__To do__: From the listing below, work out how many lines contain "layer". Reply with that number only.
>> BEGIN Material for this exercise
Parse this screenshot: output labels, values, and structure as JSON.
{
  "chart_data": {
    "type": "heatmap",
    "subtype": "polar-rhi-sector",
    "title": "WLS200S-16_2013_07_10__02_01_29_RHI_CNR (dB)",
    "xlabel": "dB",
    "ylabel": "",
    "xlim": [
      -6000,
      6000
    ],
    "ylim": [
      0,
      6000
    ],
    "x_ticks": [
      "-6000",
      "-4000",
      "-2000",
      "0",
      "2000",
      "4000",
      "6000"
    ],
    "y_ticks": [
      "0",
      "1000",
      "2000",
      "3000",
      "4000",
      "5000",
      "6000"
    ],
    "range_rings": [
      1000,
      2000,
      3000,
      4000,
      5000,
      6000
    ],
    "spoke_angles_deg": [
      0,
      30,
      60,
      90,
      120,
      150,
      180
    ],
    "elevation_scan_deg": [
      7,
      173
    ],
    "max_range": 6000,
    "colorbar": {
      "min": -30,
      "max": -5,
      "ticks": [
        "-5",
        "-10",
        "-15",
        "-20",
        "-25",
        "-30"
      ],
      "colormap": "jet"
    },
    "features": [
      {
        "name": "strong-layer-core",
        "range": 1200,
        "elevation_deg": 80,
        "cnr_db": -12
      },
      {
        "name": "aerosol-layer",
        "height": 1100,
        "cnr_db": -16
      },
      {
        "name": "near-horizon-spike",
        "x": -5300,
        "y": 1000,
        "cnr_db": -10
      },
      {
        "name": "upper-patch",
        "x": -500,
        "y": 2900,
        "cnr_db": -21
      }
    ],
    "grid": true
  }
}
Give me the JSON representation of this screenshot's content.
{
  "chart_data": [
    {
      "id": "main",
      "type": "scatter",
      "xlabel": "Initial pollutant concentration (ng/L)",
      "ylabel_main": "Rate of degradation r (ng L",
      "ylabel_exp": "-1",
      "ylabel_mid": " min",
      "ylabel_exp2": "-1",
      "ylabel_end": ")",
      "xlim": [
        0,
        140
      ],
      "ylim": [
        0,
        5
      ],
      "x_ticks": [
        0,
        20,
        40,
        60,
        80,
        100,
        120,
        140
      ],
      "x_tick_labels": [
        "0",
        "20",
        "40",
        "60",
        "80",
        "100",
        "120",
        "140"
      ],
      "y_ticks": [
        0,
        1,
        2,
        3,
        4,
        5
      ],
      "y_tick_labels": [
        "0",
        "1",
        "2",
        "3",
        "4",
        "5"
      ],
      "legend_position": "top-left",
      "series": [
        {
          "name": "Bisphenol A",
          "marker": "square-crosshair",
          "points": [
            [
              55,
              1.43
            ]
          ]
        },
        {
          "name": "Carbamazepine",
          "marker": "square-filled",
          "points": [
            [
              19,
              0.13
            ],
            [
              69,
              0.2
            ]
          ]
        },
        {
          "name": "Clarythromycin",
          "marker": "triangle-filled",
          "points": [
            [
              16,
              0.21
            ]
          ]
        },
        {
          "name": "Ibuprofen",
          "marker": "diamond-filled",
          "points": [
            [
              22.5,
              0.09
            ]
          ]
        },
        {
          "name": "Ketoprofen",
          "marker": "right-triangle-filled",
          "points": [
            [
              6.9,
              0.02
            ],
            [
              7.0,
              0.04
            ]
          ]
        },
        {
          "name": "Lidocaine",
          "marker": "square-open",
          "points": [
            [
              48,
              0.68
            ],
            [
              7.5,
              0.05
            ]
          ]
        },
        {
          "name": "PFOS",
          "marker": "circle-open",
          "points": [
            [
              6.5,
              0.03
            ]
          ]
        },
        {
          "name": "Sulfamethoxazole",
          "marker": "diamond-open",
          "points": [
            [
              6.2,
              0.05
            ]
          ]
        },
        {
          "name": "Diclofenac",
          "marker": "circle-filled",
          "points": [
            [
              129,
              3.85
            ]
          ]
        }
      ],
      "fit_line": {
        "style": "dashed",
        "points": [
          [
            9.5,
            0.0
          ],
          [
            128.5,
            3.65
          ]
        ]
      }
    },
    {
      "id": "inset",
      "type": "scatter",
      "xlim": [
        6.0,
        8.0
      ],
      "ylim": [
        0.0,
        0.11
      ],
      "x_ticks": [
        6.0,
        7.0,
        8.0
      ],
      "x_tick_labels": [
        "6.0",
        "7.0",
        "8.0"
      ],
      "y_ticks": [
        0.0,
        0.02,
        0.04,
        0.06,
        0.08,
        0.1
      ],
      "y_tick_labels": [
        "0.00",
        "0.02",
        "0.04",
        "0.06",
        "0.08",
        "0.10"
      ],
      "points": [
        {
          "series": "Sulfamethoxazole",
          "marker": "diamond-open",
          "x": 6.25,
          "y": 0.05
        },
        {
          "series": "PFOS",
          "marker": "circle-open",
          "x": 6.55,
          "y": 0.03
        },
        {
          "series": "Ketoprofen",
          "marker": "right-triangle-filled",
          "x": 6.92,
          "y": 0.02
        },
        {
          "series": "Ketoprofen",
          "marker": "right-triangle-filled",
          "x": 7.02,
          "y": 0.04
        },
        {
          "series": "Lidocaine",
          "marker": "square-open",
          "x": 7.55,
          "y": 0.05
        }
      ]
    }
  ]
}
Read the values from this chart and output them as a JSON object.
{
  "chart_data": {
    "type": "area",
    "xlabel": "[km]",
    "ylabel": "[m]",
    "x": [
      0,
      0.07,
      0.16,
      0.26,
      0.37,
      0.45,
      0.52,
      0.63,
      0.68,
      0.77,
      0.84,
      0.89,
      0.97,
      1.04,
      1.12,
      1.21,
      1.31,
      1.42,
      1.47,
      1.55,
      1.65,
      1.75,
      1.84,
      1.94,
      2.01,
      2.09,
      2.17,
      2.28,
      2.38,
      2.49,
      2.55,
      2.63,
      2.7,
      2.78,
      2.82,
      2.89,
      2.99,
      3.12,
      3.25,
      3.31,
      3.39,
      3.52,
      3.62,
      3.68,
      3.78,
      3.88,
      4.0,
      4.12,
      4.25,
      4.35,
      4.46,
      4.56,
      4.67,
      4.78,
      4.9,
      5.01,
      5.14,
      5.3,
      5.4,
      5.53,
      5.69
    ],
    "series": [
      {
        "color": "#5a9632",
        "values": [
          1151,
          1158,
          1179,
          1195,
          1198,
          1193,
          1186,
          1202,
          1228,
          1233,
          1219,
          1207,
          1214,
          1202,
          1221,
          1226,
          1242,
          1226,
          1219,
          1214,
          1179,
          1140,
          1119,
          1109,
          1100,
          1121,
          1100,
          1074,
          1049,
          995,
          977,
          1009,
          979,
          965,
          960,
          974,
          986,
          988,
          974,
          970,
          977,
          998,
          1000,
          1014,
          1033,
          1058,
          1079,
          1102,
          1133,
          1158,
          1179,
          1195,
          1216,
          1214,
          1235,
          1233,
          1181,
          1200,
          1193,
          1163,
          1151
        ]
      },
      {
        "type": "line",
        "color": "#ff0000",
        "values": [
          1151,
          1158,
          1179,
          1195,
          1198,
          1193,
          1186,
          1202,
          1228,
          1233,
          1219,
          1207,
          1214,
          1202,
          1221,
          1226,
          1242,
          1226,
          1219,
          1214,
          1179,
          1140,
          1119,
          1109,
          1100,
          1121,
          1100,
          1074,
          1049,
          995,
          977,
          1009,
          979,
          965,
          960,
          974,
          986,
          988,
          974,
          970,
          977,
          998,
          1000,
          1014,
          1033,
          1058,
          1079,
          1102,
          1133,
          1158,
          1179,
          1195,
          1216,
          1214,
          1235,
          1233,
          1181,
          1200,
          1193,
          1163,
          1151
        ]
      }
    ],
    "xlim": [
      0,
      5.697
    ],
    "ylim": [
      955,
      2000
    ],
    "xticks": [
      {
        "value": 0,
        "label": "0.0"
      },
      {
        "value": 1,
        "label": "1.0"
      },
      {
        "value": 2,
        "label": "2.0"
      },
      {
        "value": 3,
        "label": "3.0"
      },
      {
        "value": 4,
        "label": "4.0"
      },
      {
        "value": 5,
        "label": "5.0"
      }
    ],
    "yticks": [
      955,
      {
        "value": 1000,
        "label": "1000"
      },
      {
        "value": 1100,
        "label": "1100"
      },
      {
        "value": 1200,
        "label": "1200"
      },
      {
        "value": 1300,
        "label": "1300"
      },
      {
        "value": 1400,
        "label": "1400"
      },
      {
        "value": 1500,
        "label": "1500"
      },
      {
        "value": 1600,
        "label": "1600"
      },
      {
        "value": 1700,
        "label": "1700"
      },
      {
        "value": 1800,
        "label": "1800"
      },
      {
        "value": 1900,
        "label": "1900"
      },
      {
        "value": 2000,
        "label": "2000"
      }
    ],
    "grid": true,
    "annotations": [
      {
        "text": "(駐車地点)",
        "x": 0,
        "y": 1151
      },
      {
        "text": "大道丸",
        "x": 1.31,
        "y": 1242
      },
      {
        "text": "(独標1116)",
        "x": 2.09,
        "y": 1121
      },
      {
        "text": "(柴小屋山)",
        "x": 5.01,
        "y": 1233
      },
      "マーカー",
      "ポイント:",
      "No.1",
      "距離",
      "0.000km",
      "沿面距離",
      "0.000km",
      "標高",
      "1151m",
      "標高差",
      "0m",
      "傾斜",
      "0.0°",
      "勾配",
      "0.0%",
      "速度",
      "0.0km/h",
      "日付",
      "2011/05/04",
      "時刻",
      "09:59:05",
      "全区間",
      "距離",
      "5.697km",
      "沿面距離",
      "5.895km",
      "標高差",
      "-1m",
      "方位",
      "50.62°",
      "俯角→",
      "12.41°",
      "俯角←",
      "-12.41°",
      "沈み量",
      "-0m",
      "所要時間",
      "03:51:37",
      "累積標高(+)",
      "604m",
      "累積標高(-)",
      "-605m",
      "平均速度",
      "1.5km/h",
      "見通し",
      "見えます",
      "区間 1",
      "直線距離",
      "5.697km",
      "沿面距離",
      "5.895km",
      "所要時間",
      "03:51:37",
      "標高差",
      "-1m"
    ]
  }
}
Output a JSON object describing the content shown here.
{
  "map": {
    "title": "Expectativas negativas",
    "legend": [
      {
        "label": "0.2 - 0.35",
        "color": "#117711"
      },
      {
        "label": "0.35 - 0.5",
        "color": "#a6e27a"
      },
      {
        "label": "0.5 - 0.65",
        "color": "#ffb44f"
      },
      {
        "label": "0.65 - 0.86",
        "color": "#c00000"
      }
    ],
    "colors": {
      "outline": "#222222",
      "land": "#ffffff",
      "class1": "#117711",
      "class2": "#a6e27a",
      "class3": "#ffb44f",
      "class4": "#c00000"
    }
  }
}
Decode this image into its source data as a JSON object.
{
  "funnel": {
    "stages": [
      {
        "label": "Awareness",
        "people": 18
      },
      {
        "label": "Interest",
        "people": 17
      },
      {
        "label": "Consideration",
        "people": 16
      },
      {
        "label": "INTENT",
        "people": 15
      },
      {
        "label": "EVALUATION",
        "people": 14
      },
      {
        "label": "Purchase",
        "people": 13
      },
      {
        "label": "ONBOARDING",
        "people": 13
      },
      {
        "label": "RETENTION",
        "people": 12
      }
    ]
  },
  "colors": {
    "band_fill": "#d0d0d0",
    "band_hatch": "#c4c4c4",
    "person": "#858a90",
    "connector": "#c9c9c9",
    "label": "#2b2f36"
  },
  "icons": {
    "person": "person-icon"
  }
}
>> END Material for this exercise
__Exercise result__: 2